┌─ Data for processing

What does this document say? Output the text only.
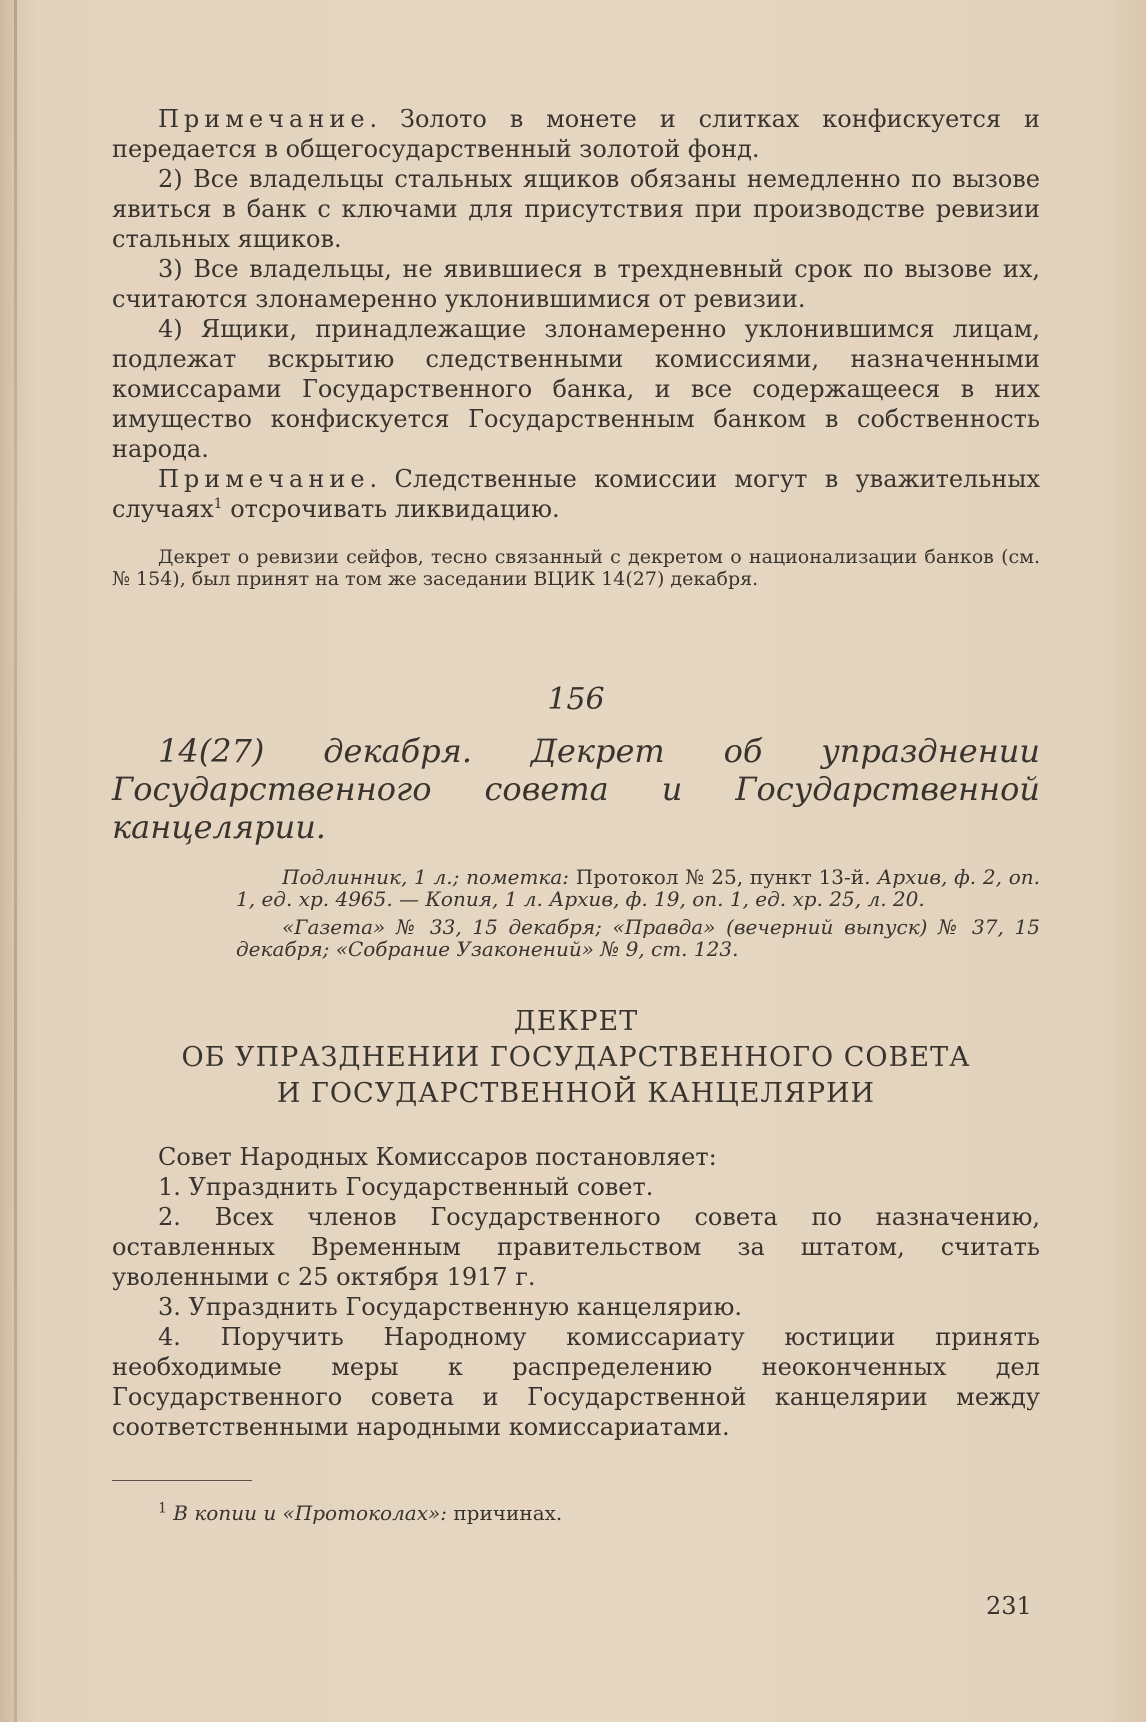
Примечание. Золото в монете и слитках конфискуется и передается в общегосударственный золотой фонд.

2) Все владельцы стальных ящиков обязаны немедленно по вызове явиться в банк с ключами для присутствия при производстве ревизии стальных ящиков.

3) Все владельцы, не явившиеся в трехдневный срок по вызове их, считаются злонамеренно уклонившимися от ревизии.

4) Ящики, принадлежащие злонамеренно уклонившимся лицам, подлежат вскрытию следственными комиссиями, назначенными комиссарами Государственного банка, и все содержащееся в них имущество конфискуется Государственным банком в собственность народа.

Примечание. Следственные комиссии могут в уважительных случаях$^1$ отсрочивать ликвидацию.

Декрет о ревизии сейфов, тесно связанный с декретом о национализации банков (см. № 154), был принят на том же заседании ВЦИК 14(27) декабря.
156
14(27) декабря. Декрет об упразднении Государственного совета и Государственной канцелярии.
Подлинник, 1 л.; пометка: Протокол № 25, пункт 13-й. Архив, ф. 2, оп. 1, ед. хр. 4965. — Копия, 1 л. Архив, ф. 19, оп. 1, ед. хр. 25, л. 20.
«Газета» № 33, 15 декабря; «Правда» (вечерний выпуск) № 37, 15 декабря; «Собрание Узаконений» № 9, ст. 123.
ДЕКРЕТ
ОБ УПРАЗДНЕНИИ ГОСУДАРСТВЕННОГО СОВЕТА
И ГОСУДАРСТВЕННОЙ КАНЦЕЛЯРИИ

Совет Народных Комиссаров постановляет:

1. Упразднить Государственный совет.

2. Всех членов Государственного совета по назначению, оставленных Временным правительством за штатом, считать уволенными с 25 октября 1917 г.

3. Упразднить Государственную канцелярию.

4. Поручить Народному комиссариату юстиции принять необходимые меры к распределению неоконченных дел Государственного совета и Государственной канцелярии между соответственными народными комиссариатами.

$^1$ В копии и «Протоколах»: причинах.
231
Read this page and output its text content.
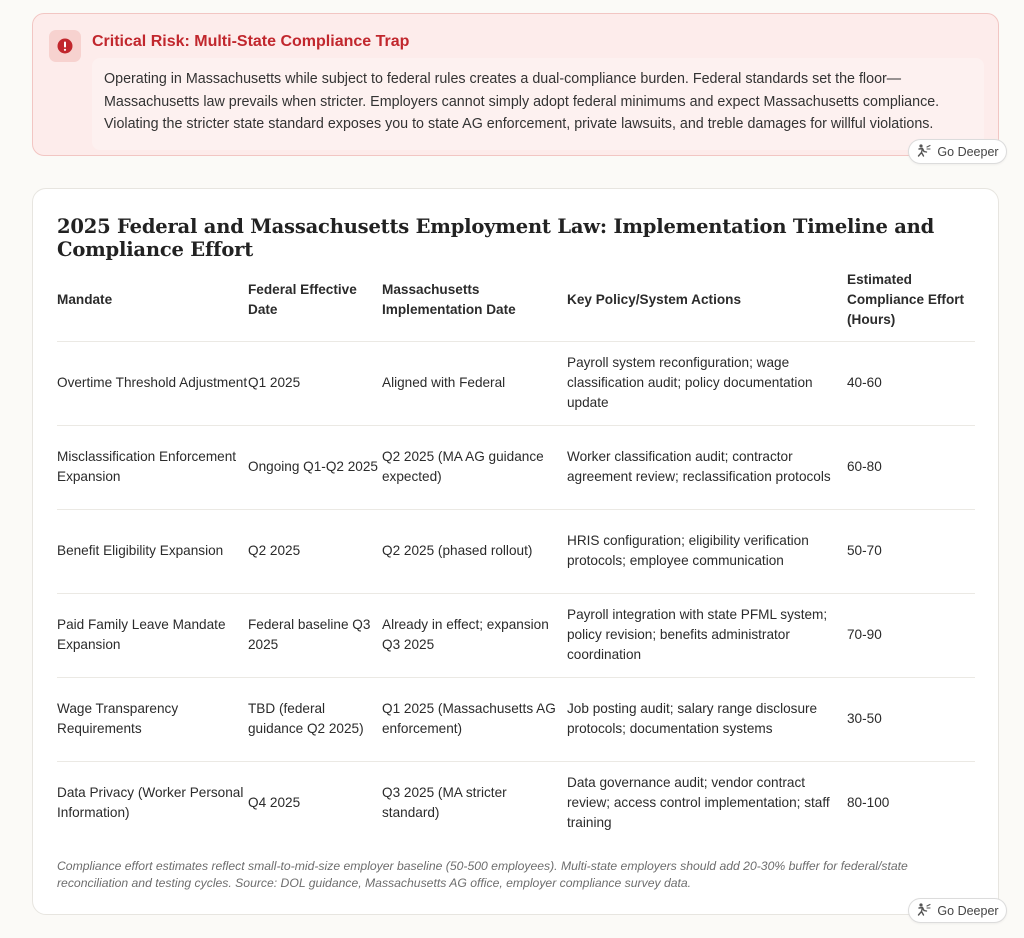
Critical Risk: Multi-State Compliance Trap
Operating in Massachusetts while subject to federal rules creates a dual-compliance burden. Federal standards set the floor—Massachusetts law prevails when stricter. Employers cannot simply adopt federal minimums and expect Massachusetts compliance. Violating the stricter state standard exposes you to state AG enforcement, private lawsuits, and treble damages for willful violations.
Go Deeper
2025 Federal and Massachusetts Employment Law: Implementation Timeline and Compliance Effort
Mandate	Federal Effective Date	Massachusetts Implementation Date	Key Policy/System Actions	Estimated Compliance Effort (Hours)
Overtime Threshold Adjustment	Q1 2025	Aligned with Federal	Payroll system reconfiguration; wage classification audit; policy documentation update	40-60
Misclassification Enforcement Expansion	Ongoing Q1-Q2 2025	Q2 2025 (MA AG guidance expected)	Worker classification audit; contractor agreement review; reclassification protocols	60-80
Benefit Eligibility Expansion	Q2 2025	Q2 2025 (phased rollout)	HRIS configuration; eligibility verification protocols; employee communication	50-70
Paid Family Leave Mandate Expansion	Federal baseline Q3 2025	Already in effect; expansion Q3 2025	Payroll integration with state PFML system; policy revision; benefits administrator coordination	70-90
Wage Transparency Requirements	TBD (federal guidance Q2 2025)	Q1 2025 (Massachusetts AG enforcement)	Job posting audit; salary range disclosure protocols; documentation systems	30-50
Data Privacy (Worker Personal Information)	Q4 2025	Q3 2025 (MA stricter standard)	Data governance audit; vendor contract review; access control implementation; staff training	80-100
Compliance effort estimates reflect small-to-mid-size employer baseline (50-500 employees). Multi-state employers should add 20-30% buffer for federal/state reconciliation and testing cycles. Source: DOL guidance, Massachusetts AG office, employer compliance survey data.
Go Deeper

└─
┌─ Data for processing

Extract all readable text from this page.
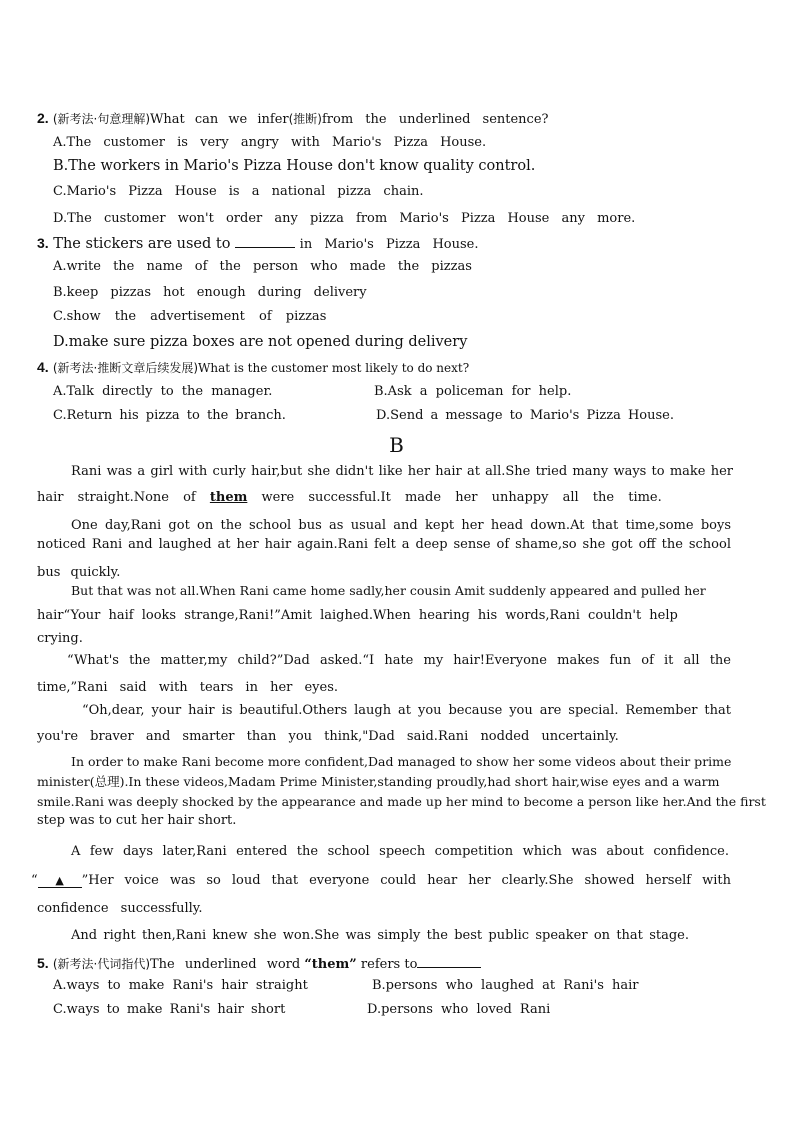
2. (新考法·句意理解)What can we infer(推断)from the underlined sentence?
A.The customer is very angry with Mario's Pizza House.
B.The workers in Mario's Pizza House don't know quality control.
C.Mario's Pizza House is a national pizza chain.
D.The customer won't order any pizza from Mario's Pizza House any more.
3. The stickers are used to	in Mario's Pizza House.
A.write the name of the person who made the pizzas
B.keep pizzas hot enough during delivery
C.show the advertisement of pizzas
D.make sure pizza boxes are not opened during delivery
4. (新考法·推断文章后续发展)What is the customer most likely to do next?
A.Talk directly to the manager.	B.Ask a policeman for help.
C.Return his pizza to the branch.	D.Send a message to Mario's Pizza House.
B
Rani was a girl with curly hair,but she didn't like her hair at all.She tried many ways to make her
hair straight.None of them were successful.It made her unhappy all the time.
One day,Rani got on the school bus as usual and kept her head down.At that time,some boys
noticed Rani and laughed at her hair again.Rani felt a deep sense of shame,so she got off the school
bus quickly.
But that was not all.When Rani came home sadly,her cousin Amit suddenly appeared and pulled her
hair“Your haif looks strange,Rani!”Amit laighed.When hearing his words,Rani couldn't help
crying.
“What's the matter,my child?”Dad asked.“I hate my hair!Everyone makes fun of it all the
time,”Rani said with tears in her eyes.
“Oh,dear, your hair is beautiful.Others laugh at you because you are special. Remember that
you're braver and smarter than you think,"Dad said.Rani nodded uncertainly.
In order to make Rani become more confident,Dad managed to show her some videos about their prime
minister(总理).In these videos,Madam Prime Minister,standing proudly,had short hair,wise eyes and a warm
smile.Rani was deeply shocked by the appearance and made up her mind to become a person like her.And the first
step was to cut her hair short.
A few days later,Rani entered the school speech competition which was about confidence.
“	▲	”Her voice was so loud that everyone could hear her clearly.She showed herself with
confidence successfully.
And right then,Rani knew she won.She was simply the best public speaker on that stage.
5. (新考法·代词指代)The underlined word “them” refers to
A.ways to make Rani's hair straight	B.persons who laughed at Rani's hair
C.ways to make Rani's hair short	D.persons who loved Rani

└─
┌─ Data for processing

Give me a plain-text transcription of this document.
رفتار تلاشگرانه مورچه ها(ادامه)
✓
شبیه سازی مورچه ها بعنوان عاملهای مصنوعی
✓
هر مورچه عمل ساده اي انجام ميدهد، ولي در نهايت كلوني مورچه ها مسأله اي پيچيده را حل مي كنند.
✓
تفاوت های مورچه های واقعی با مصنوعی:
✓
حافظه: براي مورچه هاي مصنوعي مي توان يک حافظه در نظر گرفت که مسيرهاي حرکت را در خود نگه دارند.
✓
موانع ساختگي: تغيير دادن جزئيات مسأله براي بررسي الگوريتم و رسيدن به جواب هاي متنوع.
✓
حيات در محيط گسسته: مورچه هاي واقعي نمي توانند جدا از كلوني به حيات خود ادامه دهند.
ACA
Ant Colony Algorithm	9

└─

Give the number of lines above in which the word "persons" occurs, with nothing else.

2